Extracted data entries
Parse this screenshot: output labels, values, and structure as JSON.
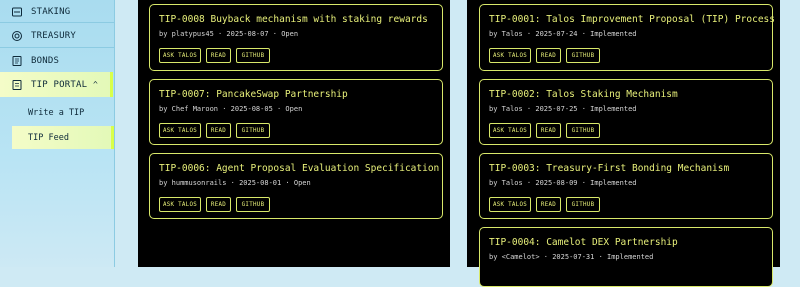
{
  "sidebar": {
    "staking": "STAKING",
    "treasury": "TREASURY",
    "bonds": "BONDS",
    "tip_portal": "TIP PORTAL",
    "chevron": "^",
    "write_tip": "Write a TIP",
    "tip_feed": "TIP Feed"
  },
  "buttons": {
    "ask": "ASK TALOS",
    "read": "READ",
    "github": "GITHUB"
  },
  "left_cards": [
    {
      "title": "TIP-0008 Buyback mechanism with staking rewards",
      "meta": "by platypus45 · 2025-08-07 · Open"
    },
    {
      "title": "TIP-0007: PancakeSwap Partnership",
      "meta": "by Chef Maroon · 2025-08-05 · Open"
    },
    {
      "title": "TIP-0006: Agent Proposal Evaluation Specification",
      "meta": "by hummusonrails · 2025-08-01 · Open"
    }
  ],
  "right_cards": [
    {
      "title": "TIP-0001: Talos Improvement Proposal (TIP) Process",
      "meta": "by Talos · 2025-07-24 · Implemented"
    },
    {
      "title": "TIP-0002: Talos Staking Mechanism",
      "meta": "by Talos · 2025-07-25 · Implemented"
    },
    {
      "title": "TIP-0003: Treasury-First Bonding Mechanism",
      "meta": "by Talos · 2025-08-09 · Implemented"
    },
    {
      "title": "TIP-0004: Camelot DEX Partnership",
      "meta": "by <Camelot> · 2025-07-31 · Implemented"
    }
  ],
  "colors": {
    "accent": "#e8f07a",
    "border": "#d8e86a",
    "sidebar": "#a9dcef"
  }
}
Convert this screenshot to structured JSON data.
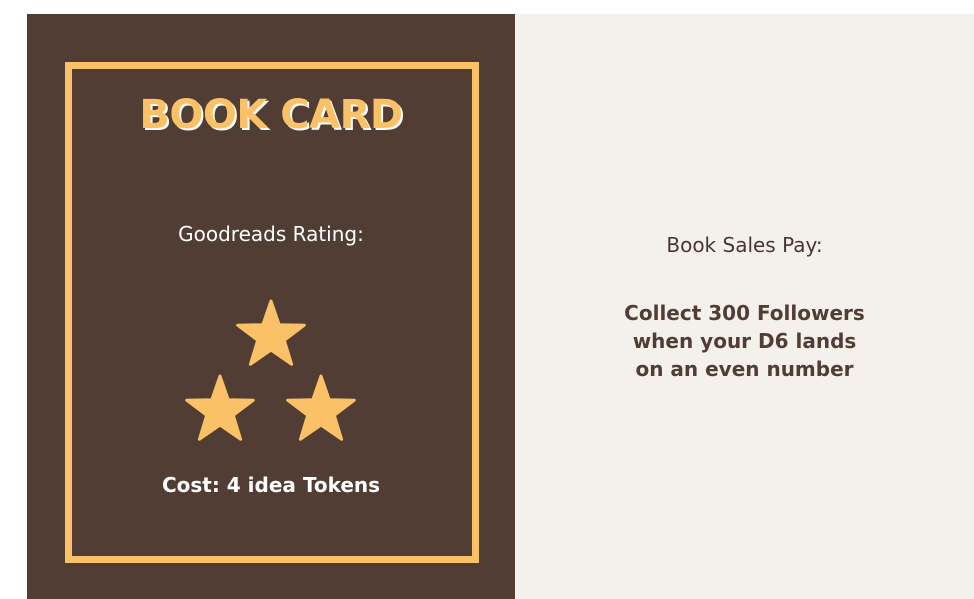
{
  "card_front": {
    "title": "BOOK CARD",
    "rating_label": "Goodreads Rating:",
    "rating_stars": 3,
    "cost": "Cost: 4 idea Tokens"
  },
  "card_back": {
    "pay_label": "Book Sales Pay:",
    "pay_lines": [
      "Collect 300 Followers",
      "when your D6 lands",
      "on an even number"
    ]
  },
  "colors": {
    "card_brown": "#523d34",
    "accent_gold": "#fbc167",
    "back_cream": "#f4f0ec",
    "text_white": "#ffffff"
  },
  "icons": {
    "rating": "star-icon"
  }
}
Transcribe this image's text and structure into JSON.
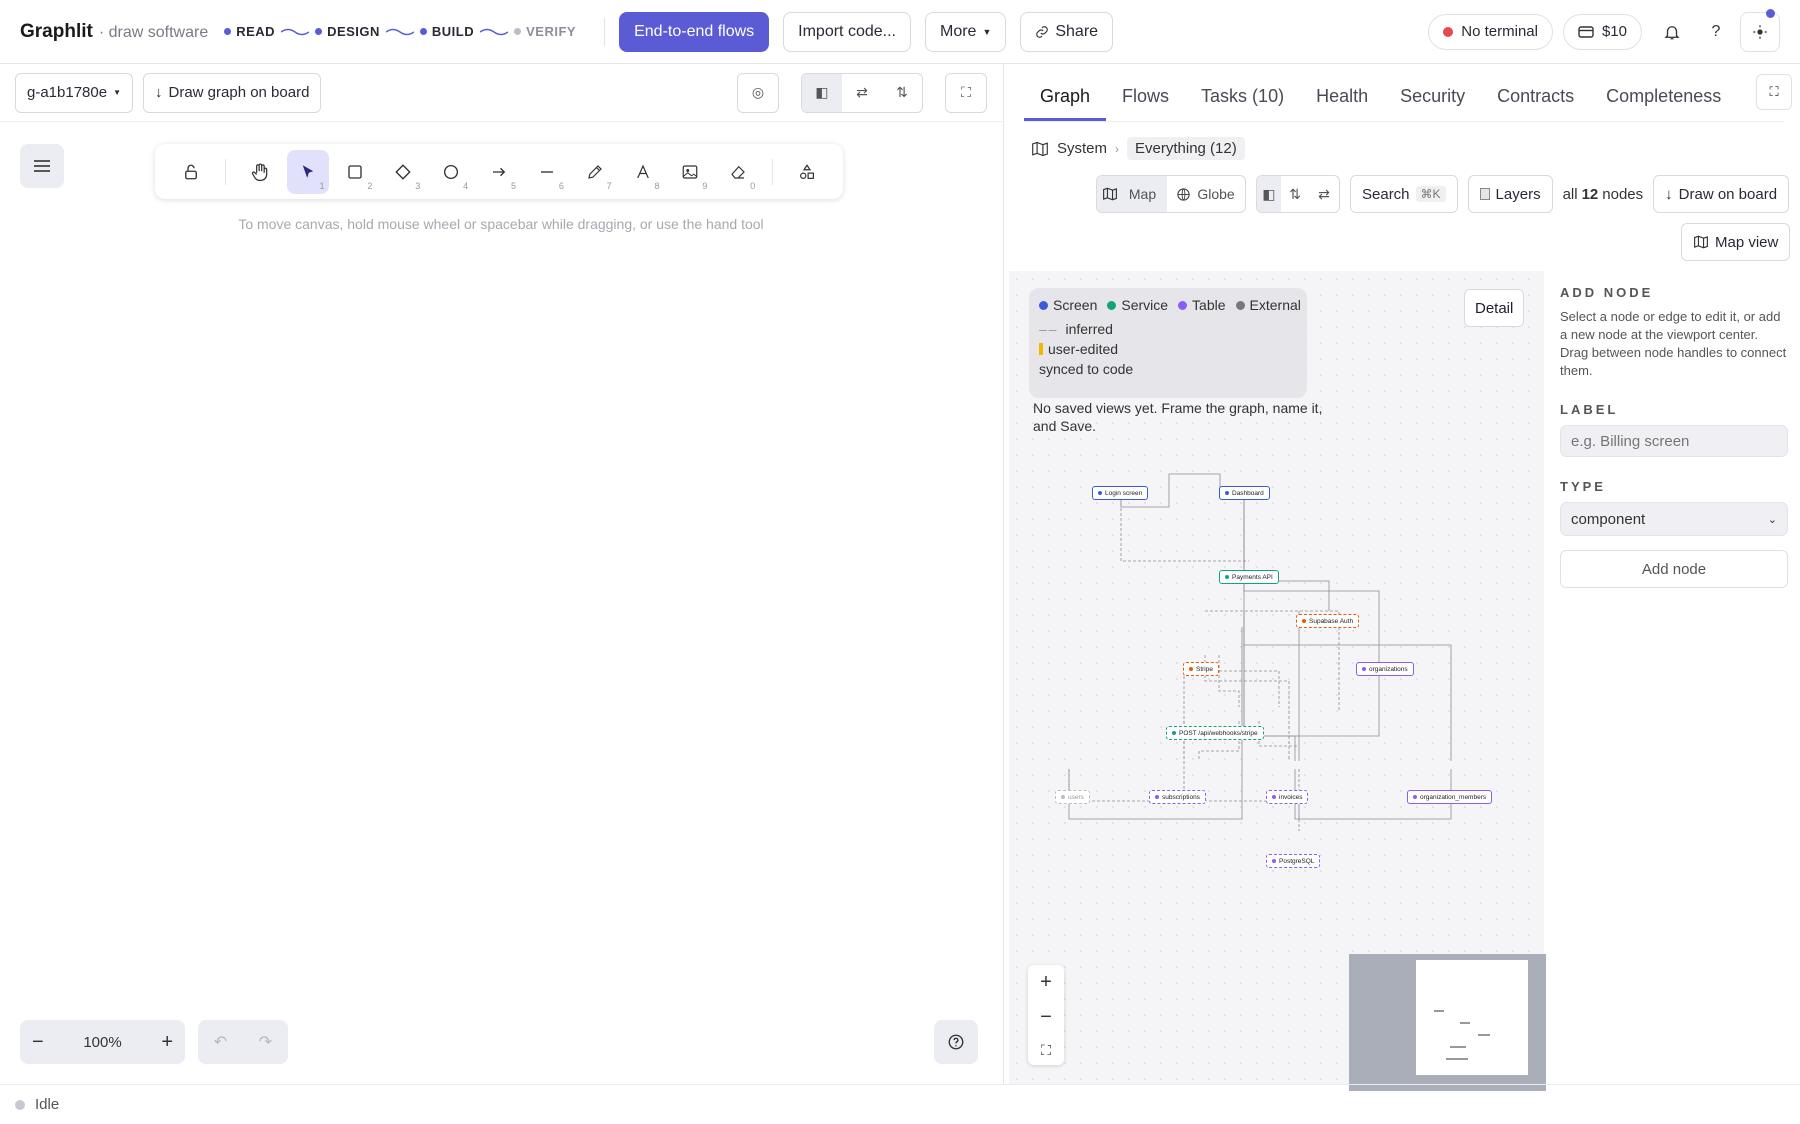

● **THE TASK**
List all lines in the material containing the string "Implemented".

● **COMPLETE OUTPUT**
      "meta": "by Talos · 2025-07-24 · Implemented"
      "meta": "by Talos · 2025-07-25 · Implemented"
      "meta": "by Talos · 2025-08-09 · Implemented"
      "meta": "by <Camelot> · 2025-07-31 · Implemented"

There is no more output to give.